## begin
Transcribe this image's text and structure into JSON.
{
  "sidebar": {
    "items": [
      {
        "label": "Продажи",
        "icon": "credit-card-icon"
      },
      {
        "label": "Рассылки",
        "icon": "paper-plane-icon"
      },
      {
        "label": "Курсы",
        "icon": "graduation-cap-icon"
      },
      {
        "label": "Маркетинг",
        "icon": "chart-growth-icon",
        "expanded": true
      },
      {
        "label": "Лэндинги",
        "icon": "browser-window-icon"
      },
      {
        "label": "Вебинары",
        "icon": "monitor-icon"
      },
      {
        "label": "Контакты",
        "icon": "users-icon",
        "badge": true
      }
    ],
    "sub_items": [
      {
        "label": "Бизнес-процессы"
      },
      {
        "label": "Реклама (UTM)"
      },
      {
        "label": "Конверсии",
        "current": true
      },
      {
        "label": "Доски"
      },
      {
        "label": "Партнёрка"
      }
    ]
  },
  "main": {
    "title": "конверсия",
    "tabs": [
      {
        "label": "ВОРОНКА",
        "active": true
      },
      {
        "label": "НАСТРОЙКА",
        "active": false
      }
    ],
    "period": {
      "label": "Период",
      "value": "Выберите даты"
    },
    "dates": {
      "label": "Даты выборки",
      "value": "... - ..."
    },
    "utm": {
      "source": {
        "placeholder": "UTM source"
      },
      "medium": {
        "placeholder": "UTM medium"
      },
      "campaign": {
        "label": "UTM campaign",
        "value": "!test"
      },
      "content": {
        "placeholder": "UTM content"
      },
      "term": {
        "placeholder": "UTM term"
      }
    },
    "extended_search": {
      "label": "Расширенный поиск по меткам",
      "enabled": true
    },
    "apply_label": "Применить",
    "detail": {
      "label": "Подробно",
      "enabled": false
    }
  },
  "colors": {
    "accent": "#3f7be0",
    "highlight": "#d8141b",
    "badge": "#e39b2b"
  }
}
## end
▶ _Required task_: Check every line of the listing for the string "value" and report how many lines have it, as a number alone.

▶ _In response_: 3